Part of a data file

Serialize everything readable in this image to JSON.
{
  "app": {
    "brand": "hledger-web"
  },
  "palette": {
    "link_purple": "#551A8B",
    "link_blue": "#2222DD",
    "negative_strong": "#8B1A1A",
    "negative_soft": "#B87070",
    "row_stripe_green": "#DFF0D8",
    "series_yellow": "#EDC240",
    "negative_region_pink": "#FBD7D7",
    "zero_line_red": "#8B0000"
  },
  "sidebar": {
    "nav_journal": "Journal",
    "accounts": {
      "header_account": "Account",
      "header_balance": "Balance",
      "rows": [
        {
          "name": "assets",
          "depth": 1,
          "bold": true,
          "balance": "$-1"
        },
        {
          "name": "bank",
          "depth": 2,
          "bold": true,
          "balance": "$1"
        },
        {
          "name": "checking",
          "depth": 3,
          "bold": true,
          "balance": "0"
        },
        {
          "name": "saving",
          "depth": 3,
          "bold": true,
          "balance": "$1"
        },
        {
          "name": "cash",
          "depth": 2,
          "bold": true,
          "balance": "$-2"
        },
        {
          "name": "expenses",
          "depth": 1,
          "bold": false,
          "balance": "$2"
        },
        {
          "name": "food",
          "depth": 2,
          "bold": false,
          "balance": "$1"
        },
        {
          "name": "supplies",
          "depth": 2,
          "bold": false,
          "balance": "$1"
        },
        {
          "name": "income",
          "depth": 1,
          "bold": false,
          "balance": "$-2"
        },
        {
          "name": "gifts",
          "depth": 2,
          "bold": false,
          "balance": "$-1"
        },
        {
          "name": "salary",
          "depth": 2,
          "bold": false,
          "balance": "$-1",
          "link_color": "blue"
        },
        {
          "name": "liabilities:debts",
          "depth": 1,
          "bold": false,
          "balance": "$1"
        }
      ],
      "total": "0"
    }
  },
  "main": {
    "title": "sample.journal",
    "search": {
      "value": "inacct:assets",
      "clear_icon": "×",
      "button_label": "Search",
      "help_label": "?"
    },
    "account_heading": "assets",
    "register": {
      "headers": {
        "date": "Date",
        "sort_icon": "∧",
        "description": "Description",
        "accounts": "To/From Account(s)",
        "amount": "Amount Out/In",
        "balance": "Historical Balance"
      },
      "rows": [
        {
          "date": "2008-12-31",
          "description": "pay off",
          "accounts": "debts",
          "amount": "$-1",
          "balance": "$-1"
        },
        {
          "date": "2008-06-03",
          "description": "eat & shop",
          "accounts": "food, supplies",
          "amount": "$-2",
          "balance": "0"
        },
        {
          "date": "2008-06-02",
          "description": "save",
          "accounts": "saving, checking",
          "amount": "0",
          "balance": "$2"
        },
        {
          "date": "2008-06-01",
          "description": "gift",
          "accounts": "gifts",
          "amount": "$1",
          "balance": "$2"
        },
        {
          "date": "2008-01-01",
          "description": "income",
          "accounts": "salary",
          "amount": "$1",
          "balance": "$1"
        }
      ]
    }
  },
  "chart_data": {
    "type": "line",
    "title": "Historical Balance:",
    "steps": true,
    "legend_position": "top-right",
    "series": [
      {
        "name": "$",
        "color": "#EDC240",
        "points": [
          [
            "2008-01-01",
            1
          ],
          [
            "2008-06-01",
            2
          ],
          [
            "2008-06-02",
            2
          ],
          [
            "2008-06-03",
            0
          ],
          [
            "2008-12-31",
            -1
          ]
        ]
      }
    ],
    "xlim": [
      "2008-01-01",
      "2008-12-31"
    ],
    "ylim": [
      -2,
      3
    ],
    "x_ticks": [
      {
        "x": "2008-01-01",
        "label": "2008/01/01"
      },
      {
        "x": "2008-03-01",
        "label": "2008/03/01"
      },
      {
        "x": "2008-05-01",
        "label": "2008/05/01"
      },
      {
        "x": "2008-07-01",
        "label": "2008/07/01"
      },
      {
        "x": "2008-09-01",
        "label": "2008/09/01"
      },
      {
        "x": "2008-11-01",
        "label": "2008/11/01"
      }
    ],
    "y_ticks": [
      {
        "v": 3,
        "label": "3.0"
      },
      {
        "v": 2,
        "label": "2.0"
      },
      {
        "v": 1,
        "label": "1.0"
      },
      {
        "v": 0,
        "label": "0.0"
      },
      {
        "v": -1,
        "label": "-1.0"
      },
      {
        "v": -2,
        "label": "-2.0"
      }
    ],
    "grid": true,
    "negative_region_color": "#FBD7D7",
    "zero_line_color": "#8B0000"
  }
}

What to do>
In the records above, locate each line with the word "supplies". Copy all such lines.

Response>
          "name": "supplies",
          "accounts": "food, supplies",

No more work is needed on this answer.